- What to do: The listing below should be written out exactly; please include all of it.

- Dataset extract:
-------

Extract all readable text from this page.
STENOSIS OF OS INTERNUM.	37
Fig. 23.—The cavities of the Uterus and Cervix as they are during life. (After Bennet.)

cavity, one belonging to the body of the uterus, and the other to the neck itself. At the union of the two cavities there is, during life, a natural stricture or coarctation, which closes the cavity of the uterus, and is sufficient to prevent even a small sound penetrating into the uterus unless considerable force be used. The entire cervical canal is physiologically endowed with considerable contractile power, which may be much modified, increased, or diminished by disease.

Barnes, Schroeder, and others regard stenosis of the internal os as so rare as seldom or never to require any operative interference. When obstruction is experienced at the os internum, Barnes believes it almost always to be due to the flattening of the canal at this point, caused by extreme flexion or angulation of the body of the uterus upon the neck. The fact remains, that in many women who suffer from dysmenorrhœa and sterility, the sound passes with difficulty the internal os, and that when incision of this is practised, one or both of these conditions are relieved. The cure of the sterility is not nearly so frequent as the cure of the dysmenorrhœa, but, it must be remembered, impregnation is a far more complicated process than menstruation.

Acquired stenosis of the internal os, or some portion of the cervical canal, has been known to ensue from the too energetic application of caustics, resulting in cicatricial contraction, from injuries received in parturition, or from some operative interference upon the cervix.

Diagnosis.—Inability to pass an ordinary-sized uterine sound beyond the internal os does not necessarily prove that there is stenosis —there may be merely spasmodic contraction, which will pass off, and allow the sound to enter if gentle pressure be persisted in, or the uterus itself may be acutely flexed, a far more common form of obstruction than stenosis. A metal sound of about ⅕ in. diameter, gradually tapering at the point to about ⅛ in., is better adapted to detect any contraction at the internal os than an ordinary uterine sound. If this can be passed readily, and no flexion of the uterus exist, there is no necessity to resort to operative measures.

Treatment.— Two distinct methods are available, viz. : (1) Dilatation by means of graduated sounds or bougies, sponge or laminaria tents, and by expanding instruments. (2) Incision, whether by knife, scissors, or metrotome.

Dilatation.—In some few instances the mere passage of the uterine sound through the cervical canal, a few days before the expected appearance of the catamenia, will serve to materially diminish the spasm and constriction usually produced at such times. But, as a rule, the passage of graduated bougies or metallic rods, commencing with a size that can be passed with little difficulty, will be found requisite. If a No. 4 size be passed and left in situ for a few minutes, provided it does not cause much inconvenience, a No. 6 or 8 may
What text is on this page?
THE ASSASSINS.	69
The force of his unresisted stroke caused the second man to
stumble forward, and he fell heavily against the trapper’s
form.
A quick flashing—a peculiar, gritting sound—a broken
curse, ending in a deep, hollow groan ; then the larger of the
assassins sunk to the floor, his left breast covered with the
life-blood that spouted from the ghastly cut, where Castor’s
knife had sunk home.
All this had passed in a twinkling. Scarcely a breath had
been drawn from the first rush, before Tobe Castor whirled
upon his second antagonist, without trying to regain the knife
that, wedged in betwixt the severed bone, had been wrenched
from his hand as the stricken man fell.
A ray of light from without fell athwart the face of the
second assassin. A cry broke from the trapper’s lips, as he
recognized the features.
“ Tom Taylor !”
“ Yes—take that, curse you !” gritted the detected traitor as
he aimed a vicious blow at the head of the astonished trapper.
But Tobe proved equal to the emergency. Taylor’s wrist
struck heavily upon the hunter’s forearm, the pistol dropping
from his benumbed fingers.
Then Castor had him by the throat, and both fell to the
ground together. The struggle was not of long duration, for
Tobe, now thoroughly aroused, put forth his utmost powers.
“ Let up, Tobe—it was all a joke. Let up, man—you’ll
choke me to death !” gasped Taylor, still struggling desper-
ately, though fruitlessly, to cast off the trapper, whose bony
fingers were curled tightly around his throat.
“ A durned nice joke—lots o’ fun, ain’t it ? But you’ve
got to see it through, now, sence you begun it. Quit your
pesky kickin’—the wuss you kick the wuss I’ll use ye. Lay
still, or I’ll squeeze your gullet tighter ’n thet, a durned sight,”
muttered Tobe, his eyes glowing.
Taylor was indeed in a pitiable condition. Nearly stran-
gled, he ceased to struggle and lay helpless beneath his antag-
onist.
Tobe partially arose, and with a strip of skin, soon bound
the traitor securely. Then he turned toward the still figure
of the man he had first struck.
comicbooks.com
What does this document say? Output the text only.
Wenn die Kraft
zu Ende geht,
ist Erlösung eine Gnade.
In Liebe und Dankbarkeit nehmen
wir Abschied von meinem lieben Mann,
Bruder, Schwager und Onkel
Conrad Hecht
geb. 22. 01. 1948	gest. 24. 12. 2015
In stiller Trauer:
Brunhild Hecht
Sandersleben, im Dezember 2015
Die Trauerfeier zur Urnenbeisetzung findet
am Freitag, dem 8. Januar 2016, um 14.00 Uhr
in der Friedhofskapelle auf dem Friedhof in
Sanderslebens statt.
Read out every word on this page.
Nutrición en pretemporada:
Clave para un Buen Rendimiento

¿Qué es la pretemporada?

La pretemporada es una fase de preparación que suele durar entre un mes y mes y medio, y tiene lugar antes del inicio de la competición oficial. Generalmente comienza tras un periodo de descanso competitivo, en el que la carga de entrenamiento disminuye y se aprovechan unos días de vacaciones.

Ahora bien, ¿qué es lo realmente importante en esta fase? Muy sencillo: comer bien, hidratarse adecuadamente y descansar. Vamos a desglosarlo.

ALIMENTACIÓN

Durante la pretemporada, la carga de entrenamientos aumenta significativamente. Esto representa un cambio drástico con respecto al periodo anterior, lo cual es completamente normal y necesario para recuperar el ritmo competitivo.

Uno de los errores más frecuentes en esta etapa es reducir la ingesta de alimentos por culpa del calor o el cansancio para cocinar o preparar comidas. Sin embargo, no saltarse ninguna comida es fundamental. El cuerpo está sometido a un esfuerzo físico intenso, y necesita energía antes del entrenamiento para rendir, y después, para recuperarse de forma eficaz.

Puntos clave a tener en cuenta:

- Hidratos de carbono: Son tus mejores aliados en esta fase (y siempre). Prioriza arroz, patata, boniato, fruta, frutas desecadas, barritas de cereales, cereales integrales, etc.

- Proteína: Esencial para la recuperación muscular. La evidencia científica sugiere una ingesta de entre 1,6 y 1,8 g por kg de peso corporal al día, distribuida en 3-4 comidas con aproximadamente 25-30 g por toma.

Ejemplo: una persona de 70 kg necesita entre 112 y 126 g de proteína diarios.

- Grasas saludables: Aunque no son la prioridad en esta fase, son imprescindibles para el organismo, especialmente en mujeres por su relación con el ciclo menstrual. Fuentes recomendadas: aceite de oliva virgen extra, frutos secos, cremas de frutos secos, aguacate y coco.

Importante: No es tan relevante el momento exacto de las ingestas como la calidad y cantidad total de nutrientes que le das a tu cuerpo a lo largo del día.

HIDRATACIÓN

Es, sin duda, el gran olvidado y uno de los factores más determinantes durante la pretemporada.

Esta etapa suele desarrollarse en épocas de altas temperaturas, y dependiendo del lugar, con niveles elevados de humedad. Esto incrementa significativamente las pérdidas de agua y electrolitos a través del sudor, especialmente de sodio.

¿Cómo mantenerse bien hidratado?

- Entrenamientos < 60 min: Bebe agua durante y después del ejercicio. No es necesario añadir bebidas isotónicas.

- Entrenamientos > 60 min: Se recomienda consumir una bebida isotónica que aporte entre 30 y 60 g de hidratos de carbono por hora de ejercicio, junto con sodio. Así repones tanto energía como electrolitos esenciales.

-------

- Answer for this exercise:
Extract all readable text from this page.
STENOSIS OF OS INTERNUM.	37
Fig. 23.—The cavities of the Uterus and Cervix as they are during life. (After Bennet.)

cavity, one belonging to the body of the uterus, and the other to the neck itself. At the union of the two cavities there is, during life, a natural stricture or coarctation, which closes the cavity of the uterus, and is sufficient to prevent even a small sound penetrating into the uterus unless considerable force be used. The entire cervical canal is physiologically endowed with considerable contractile power, which may be much modified, increased, or diminished by disease.

Barnes, Schroeder, and others regard stenosis of the internal os as so rare as seldom or never to require any operative interference. When obstruction is experienced at the os internum, Barnes believes it almost always to be due to the flattening of the canal at this point, caused by extreme flexion or angulation of the body of the uterus upon the neck. The fact remains, that in many women who suffer from dysmenorrhœa and sterility, the sound passes with difficulty the internal os, and that when incision of this is practised, one or both of these conditions are relieved. The cure of the sterility is not nearly so frequent as the cure of the dysmenorrhœa, but, it must be remembered, impregnation is a far more complicated process than menstruation.

Acquired stenosis of the internal os, or some portion of the cervical canal, has been known to ensue from the too energetic application of caustics, resulting in cicatricial contraction, from injuries received in parturition, or from some operative interference upon the cervix.

Diagnosis.—Inability to pass an ordinary-sized uterine sound beyond the internal os does not necessarily prove that there is stenosis —there may be merely spasmodic contraction, which will pass off, and allow the sound to enter if gentle pressure be persisted in, or the uterus itself may be acutely flexed, a far more common form of obstruction than stenosis. A metal sound of about ⅕ in. diameter, gradually tapering at the point to about ⅛ in., is better adapted to detect any contraction at the internal os than an ordinary uterine sound. If this can be passed readily, and no flexion of the uterus exist, there is no necessity to resort to operative measures.

Treatment.— Two distinct methods are available, viz. : (1) Dilatation by means of graduated sounds or bougies, sponge or laminaria tents, and by expanding instruments. (2) Incision, whether by knife, scissors, or metrotome.

Dilatation.—In some few instances the mere passage of the uterine sound through the cervical canal, a few days before the expected appearance of the catamenia, will serve to materially diminish the spasm and constriction usually produced at such times. But, as a rule, the passage of graduated bougies or metallic rods, commencing with a size that can be passed with little difficulty, will be found requisite. If a No. 4 size be passed and left in situ for a few minutes, provided it does not cause much inconvenience, a No. 6 or 8 may
What text is on this page?
THE ASSASSINS.	69
The force of his unresisted stroke caused the second man to
stumble forward, and he fell heavily against the trapper’s
form.
A quick flashing—a peculiar, gritting sound—a broken
curse, ending in a deep, hollow groan ; then the larger of the
assassins sunk to the floor, his left breast covered with the
life-blood that spouted from the ghastly cut, where Castor’s
knife had sunk home.
All this had passed in a twinkling. Scarcely a breath had
been drawn from the first rush, before Tobe Castor whirled
upon his second antagonist, without trying to regain the knife
that, wedged in betwixt the severed bone, had been wrenched
from his hand as the stricken man fell.
A ray of light from without fell athwart the face of the
second assassin. A cry broke from the trapper’s lips, as he
recognized the features.
“ Tom Taylor !”
“ Yes—take that, curse you !” gritted the detected traitor as
he aimed a vicious blow at the head of the astonished trapper.
But Tobe proved equal to the emergency. Taylor’s wrist
struck heavily upon the hunter’s forearm, the pistol dropping
from his benumbed fingers.
Then Castor had him by the throat, and both fell to the
ground together. The struggle was not of long duration, for
Tobe, now thoroughly aroused, put forth his utmost powers.
“ Let up, Tobe—it was all a joke. Let up, man—you’ll
choke me to death !” gasped Taylor, still struggling desper-
ately, though fruitlessly, to cast off the trapper, whose bony
fingers were curled tightly around his throat.
“ A durned nice joke—lots o’ fun, ain’t it ? But you’ve
got to see it through, now, sence you begun it. Quit your
pesky kickin’—the wuss you kick the wuss I’ll use ye. Lay
still, or I’ll squeeze your gullet tighter ’n thet, a durned sight,”
muttered Tobe, his eyes glowing.
Taylor was indeed in a pitiable condition. Nearly stran-
gled, he ceased to struggle and lay helpless beneath his antag-
onist.
Tobe partially arose, and with a strip of skin, soon bound
the traitor securely. Then he turned toward the still figure
of the man he had first struck.
comicbooks.com
What does this document say? Output the text only.
Wenn die Kraft
zu Ende geht,
ist Erlösung eine Gnade.
In Liebe und Dankbarkeit nehmen
wir Abschied von meinem lieben Mann,
Bruder, Schwager und Onkel
Conrad Hecht
geb. 22. 01. 1948	gest. 24. 12. 2015
In stiller Trauer:
Brunhild Hecht
Sandersleben, im Dezember 2015
Die Trauerfeier zur Urnenbeisetzung findet
am Freitag, dem 8. Januar 2016, um 14.00 Uhr
in der Friedhofskapelle auf dem Friedhof in
Sanderslebens statt.
Read out every word on this page.
Nutrición en pretemporada:
Clave para un Buen Rendimiento

¿Qué es la pretemporada?

La pretemporada es una fase de preparación que suele durar entre un mes y mes y medio, y tiene lugar antes del inicio de la competición oficial. Generalmente comienza tras un periodo de descanso competitivo, en el que la carga de entrenamiento disminuye y se aprovechan unos días de vacaciones.

Ahora bien, ¿qué es lo realmente importante en esta fase? Muy sencillo: comer bien, hidratarse adecuadamente y descansar. Vamos a desglosarlo.

ALIMENTACIÓN

Durante la pretemporada, la carga de entrenamientos aumenta significativamente. Esto representa un cambio drástico con respecto al periodo anterior, lo cual es completamente normal y necesario para recuperar el ritmo competitivo.

Uno de los errores más frecuentes en esta etapa es reducir la ingesta de alimentos por culpa del calor o el cansancio para cocinar o preparar comidas. Sin embargo, no saltarse ninguna comida es fundamental. El cuerpo está sometido a un esfuerzo físico intenso, y necesita energía antes del entrenamiento para rendir, y después, para recuperarse de forma eficaz.

Puntos clave a tener en cuenta:

- Hidratos de carbono: Son tus mejores aliados en esta fase (y siempre). Prioriza arroz, patata, boniato, fruta, frutas desecadas, barritas de cereales, cereales integrales, etc.

- Proteína: Esencial para la recuperación muscular. La evidencia científica sugiere una ingesta de entre 1,6 y 1,8 g por kg de peso corporal al día, distribuida en 3-4 comidas con aproximadamente 25-30 g por toma.

Ejemplo: una persona de 70 kg necesita entre 112 y 126 g de proteína diarios.

- Grasas saludables: Aunque no son la prioridad en esta fase, son imprescindibles para el organismo, especialmente en mujeres por su relación con el ciclo menstrual. Fuentes recomendadas: aceite de oliva virgen extra, frutos secos, cremas de frutos secos, aguacate y coco.

Importante: No es tan relevante el momento exacto de las ingestas como la calidad y cantidad total de nutrientes que le das a tu cuerpo a lo largo del día.

HIDRATACIÓN

Es, sin duda, el gran olvidado y uno de los factores más determinantes durante la pretemporada.

Esta etapa suele desarrollarse en épocas de altas temperaturas, y dependiendo del lugar, con niveles elevados de humedad. Esto incrementa significativamente las pérdidas de agua y electrolitos a través del sudor, especialmente de sodio.

¿Cómo mantenerse bien hidratado?

- Entrenamientos < 60 min: Bebe agua durante y después del ejercicio. No es necesario añadir bebidas isotónicas.

- Entrenamientos > 60 min: Se recomienda consumir una bebida isotónica que aporte entre 30 y 60 g de hidratos de carbono por hora de ejercicio, junto con sodio. Así repones tanto energía como electrolitos esenciales.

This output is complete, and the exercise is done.